Goal: Search the material and gather each line with "brother" in it.

Data supplied:
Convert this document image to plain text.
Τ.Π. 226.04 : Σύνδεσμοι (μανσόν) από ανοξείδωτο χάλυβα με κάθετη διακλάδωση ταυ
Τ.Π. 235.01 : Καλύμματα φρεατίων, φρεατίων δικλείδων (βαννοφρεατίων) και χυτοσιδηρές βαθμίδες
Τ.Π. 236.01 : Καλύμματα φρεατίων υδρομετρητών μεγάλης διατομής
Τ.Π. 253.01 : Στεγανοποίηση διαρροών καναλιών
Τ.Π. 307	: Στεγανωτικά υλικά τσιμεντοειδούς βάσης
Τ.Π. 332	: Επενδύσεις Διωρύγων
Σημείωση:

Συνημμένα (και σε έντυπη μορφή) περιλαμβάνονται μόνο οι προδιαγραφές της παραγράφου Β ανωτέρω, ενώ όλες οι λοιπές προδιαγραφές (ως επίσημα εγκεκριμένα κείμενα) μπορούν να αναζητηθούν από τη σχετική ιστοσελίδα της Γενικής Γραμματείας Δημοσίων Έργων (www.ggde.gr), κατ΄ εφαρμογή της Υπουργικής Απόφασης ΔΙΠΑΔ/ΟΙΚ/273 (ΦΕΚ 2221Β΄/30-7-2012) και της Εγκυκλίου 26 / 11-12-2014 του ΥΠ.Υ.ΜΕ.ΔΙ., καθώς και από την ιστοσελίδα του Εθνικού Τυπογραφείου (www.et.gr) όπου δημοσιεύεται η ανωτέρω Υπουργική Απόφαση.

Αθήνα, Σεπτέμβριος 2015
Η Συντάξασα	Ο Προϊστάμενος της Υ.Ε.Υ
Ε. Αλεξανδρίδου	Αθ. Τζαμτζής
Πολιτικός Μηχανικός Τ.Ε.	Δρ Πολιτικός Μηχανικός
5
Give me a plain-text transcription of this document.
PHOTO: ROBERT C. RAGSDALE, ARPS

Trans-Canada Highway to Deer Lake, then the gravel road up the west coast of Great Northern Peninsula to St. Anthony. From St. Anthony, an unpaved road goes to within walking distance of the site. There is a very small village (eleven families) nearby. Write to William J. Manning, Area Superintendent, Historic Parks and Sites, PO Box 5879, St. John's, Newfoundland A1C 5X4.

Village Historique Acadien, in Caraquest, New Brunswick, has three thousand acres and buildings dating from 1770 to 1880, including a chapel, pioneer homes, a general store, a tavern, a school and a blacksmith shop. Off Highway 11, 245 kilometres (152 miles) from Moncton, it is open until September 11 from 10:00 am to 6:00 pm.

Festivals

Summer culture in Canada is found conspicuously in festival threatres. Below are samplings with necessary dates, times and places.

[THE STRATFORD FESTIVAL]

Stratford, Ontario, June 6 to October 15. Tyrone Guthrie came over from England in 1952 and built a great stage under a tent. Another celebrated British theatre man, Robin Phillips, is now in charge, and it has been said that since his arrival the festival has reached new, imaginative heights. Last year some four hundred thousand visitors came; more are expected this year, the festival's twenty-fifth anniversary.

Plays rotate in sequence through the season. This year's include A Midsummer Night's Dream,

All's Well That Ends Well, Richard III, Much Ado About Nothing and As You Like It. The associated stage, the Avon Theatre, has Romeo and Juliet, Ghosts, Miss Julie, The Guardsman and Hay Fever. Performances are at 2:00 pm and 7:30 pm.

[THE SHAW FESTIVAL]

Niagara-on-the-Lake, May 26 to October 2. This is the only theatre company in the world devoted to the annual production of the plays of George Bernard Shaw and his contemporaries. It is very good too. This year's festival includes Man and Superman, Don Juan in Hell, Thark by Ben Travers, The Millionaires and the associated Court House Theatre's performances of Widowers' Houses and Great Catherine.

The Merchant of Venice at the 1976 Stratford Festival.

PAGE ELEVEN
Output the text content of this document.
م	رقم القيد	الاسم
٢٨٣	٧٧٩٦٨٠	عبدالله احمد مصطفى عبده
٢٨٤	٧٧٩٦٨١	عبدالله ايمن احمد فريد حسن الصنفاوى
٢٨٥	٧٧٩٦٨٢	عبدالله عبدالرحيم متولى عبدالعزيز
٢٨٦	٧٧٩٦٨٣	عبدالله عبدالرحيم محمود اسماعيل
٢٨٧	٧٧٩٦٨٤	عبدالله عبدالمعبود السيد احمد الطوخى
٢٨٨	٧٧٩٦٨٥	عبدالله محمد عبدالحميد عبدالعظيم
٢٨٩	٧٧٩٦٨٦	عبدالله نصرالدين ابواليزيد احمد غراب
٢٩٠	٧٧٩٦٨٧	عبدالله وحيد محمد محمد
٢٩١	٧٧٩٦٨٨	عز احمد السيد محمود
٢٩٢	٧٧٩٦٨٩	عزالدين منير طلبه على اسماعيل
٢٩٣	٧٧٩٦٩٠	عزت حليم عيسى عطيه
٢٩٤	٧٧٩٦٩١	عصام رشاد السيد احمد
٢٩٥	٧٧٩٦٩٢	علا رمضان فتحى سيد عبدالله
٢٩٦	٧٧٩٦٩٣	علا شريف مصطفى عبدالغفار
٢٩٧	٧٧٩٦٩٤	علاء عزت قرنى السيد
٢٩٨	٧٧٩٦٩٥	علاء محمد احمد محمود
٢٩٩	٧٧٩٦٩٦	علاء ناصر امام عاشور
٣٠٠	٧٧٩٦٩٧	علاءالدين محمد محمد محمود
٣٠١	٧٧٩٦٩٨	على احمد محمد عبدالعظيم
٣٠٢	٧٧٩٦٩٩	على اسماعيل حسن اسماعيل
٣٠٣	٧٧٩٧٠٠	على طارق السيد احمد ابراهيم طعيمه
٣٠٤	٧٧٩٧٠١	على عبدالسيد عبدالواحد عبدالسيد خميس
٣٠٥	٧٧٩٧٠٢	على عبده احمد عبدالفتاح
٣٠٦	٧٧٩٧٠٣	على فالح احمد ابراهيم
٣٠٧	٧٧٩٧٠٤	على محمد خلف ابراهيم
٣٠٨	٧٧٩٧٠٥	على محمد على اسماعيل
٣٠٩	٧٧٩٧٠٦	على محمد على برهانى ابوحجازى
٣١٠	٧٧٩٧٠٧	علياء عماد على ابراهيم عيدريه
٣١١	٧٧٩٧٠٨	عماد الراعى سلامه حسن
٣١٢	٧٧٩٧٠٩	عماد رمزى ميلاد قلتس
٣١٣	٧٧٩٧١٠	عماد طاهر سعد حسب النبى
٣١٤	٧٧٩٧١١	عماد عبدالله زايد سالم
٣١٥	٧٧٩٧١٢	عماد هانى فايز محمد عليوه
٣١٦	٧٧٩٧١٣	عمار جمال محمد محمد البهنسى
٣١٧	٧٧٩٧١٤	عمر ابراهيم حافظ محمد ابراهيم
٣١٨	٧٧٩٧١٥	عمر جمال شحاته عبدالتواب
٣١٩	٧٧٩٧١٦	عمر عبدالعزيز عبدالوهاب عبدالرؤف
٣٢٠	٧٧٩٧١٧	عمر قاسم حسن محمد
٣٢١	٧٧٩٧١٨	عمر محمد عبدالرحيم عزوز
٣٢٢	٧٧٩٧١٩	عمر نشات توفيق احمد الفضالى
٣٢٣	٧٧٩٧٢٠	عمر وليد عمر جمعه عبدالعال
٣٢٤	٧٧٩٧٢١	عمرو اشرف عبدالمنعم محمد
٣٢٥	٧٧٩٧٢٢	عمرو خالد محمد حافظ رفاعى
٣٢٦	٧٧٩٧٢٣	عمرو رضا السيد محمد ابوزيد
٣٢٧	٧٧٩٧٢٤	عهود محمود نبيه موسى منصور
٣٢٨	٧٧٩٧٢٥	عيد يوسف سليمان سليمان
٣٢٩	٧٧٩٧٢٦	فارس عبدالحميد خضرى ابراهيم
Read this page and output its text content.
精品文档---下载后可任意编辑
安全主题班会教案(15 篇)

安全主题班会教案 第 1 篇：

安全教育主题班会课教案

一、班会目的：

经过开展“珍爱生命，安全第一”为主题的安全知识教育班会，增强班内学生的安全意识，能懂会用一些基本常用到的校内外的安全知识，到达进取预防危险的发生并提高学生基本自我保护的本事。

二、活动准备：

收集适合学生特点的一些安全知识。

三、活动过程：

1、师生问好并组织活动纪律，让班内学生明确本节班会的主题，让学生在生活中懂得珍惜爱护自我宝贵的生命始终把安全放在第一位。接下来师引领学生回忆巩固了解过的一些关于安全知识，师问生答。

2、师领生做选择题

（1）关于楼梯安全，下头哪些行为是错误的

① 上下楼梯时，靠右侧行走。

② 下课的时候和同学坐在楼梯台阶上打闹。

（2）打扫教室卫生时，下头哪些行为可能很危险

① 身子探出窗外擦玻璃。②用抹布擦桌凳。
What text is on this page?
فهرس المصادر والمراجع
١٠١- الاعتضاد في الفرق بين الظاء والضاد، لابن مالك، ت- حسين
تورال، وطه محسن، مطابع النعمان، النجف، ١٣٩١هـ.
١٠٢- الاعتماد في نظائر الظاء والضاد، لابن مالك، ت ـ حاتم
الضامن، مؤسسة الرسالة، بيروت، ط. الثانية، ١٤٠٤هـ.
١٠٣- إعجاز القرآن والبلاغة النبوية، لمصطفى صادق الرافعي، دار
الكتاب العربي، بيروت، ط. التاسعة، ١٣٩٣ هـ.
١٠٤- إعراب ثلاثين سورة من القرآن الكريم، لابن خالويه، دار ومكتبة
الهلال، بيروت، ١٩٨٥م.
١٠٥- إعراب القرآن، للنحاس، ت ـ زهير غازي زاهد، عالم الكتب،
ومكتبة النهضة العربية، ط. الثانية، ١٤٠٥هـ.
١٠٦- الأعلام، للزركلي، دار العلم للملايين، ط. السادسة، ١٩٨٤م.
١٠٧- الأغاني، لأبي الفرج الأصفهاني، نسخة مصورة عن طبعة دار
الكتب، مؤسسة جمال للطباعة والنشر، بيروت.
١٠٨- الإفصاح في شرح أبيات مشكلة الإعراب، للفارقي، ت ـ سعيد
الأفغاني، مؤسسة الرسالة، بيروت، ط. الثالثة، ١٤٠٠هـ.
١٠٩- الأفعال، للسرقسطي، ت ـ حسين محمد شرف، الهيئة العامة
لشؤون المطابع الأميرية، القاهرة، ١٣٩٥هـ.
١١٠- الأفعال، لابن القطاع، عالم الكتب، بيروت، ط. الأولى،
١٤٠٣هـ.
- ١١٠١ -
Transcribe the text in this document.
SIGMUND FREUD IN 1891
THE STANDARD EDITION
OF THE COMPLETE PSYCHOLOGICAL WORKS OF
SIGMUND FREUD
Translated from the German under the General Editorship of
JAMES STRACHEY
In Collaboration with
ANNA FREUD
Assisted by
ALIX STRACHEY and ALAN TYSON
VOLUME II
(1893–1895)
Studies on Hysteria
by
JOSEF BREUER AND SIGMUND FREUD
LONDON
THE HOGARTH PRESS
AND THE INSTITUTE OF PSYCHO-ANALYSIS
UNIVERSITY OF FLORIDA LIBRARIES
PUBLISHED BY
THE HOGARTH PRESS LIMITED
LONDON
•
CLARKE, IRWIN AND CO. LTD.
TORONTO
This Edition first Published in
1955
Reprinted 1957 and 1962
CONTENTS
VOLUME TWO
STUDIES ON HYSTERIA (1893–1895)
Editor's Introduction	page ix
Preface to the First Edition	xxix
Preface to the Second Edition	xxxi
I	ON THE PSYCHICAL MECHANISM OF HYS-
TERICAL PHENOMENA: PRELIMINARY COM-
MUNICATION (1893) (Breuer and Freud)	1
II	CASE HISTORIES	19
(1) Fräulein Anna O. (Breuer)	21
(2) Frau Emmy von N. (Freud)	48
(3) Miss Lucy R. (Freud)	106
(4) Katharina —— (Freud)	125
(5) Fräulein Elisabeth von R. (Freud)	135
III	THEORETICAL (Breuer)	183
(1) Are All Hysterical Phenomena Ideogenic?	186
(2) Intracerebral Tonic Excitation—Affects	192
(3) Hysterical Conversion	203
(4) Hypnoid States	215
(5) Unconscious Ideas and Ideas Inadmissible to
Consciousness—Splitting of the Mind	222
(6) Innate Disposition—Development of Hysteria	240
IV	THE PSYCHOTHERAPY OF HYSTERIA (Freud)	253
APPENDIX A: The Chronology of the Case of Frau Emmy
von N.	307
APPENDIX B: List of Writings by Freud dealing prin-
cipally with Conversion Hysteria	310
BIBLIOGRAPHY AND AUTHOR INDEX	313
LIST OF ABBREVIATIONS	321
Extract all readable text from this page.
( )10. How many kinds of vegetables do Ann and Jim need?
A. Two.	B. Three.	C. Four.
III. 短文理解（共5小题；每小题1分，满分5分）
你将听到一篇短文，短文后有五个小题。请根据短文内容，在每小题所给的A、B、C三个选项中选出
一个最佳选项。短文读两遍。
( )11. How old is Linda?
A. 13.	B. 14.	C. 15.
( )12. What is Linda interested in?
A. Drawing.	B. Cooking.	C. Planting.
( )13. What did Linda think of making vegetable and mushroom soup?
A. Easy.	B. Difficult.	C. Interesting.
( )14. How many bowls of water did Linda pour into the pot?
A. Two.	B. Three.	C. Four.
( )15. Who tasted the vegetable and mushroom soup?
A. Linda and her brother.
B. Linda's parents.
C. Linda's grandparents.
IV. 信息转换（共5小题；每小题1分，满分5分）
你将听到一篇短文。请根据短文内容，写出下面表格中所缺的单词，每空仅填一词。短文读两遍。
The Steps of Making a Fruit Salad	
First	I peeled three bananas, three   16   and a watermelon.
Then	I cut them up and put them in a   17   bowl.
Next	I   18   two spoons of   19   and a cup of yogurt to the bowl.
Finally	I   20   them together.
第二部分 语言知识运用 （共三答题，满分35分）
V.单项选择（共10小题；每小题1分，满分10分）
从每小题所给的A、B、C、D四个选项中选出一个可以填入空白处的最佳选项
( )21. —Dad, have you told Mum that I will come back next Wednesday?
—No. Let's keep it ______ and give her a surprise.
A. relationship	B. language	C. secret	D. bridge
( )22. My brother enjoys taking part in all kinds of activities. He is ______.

Result of this task:
A. Linda and her brother.
( )22. My brother enjoys taking part in all kinds of activities. He is ______.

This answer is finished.